• Task directions: Locate all lines with the word "الله". Copy them.

• Stored data entries:
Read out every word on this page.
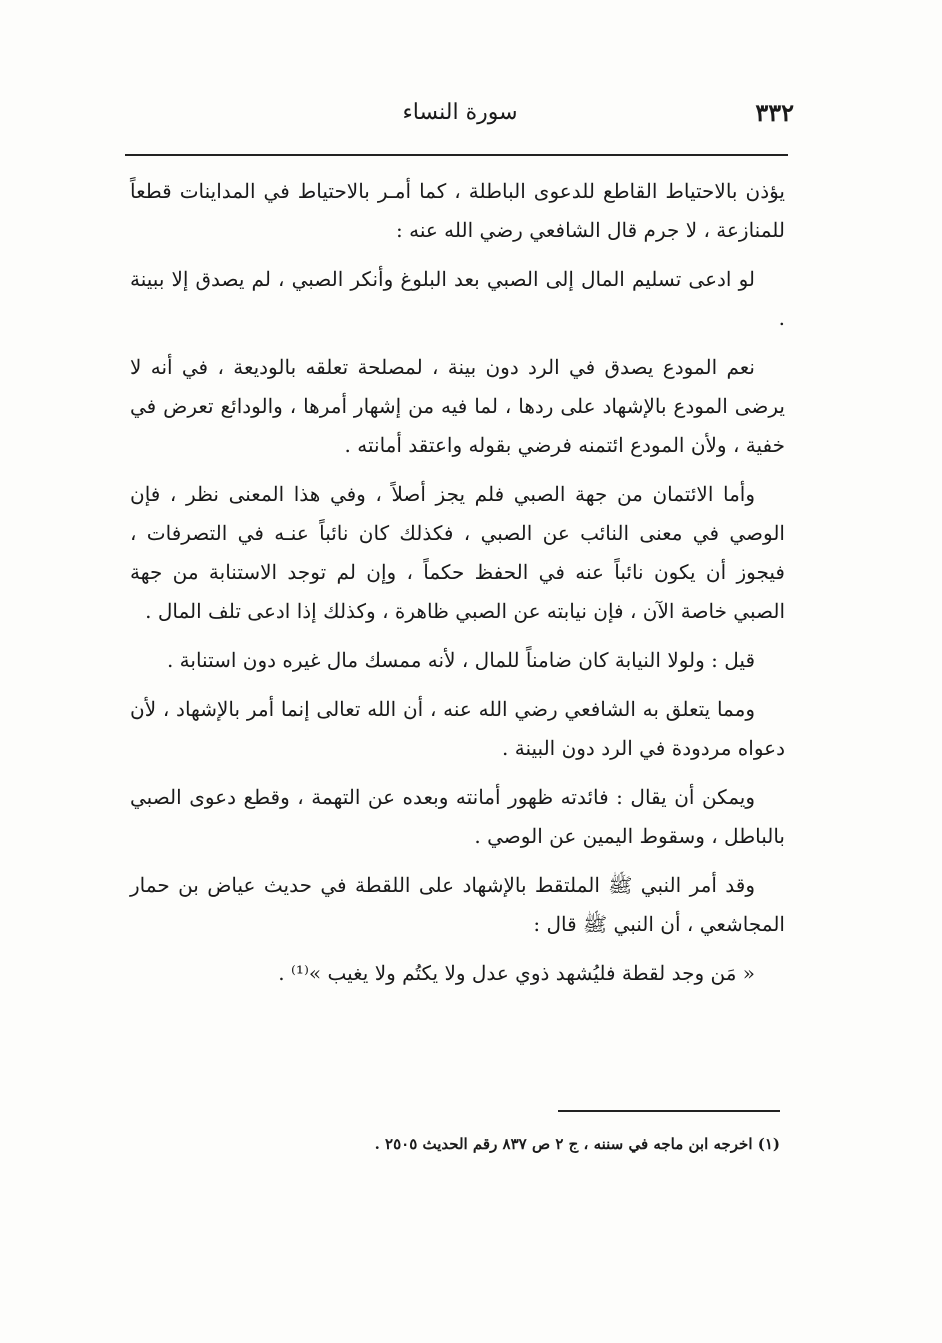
٣٣٢
سورة النساء

يؤذن بالاحتياط القاطع للدعوى الباطلة ، كما أمـر بالاحتياط في المداينات قطعاً للمنازعة ، لا جرم قال الشافعي رضي الله عنه :

لو ادعى تسليم المال إلى الصبي بعد البلوغ وأنكر الصبي ، لم يصدق إلا ببينة .

نعم المودع يصدق في الرد دون بينة ، لمصلحة تعلقه بالوديعة ، في أنه لا يرضى المودع بالإشهاد على ردها ، لما فيه من إشهار أمرها ، والودائع تعرض في خفية ، ولأن المودع ائتمنه فرضي بقوله واعتقد أمانته .

وأما الائتمان من جهة الصبي فلم يجز أصلاً ، وفي هذا المعنى نظر ، فإن الوصي في معنى النائب عن الصبي ، فكذلك كان نائباً عنـه في التصرفات ، فيجوز أن يكون نائباً عنه في الحفظ حكماً ، وإن لم توجد الاستنابة من جهة الصبي خاصة الآن ، فإن نيابته عن الصبي ظاهرة ، وكذلك إذا ادعى تلف المال .

قيل : ولولا النيابة كان ضامناً للمال ، لأنه ممسك مال غيره دون استنابة .

ومما يتعلق به الشافعي رضي الله عنه ، أن الله تعالى إنما أمر بالإشهاد ، لأن دعواه مردودة في الرد دون البينة .

ويمكن أن يقال : فائدته ظهور أمانته وبعده عن التهمة ، وقطع دعوى الصبي بالباطل ، وسقوط اليمين عن الوصي .

وقد أمر النبي ﷺ الملتقط بالإشهاد على اللقطة في حديث عياض بن حمار المجاشعي ، أن النبي ﷺ قال :

« مَن وجد لقطة فليُشهد ذوي عدل ولا يكتُم ولا يغيب »⁽¹⁾ .

(١) اخرجه ابن ماجه في سننه ، ج ٢ ص ٨٣٧ رقم الحديث ٢٥٠٥ .
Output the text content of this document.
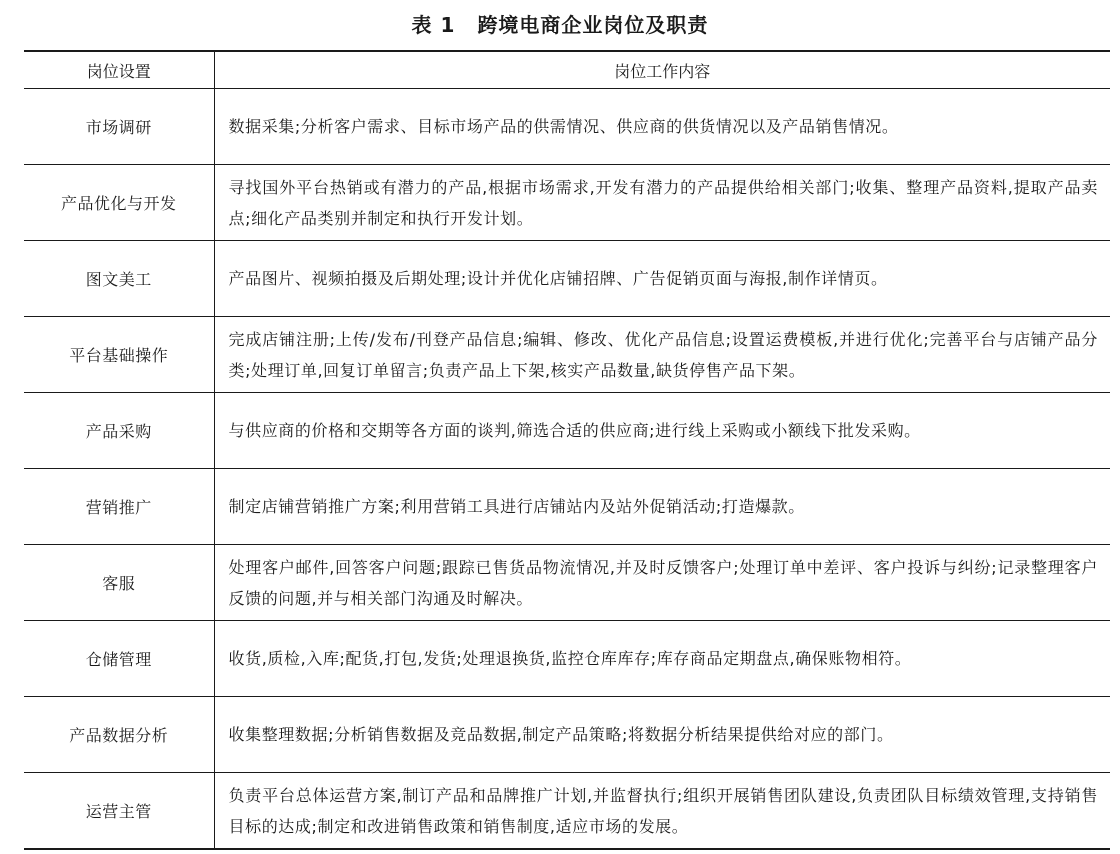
表 1 跨境电商企业岗位及职责
岗位设置	岗位工作内容
市场调研	数据采集;分析客户需求、目标市场产品的供需情况、供应商的供货情况以及产品销售情况。
产品优化与开发	寻找国外平台热销或有潜力的产品,根据市场需求,开发有潜力的产品提供给相关部门;收集、整理产品资料,提取产品卖点;细化产品类别并制定和执行开发计划。
图文美工	产品图片、视频拍摄及后期处理;设计并优化店铺招牌、广告促销页面与海报,制作详情页。
平台基础操作	完成店铺注册;上传/发布/刊登产品信息;编辑、修改、优化产品信息;设置运费模板,并进行优化;完善平台与店铺产品分类;处理订单,回复订单留言;负责产品上下架,核实产品数量,缺货停售产品下架。
产品采购	与供应商的价格和交期等各方面的谈判,筛选合适的供应商;进行线上采购或小额线下批发采购。
营销推广	制定店铺营销推广方案;利用营销工具进行店铺站内及站外促销活动;打造爆款。
客服	处理客户邮件,回答客户问题;跟踪已售货品物流情况,并及时反馈客户;处理订单中差评、客户投诉与纠纷;记录整理客户反馈的问题,并与相关部门沟通及时解决。
仓储管理	收货,质检,入库;配货,打包,发货;处理退换货,监控仓库库存;库存商品定期盘点,确保账物相符。
产品数据分析	收集整理数据;分析销售数据及竞品数据,制定产品策略;将数据分析结果提供给对应的部门。
运营主管	负责平台总体运营方案,制订产品和品牌推广计划,并监督执行;组织开展销售团队建设,负责团队目标绩效管理,支持销售目标的达成;制定和改进销售政策和销售制度,适应市场的发展。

• Answer to this problem:
يؤذن بالاحتياط القاطع للدعوى الباطلة ، كما أمـر بالاحتياط في المداينات قطعاً للمنازعة ، لا جرم قال الشافعي رضي الله عنه :
ومما يتعلق به الشافعي رضي الله عنه ، أن الله تعالى إنما أمر بالإشهاد ، لأن دعواه مردودة في الرد دون البينة .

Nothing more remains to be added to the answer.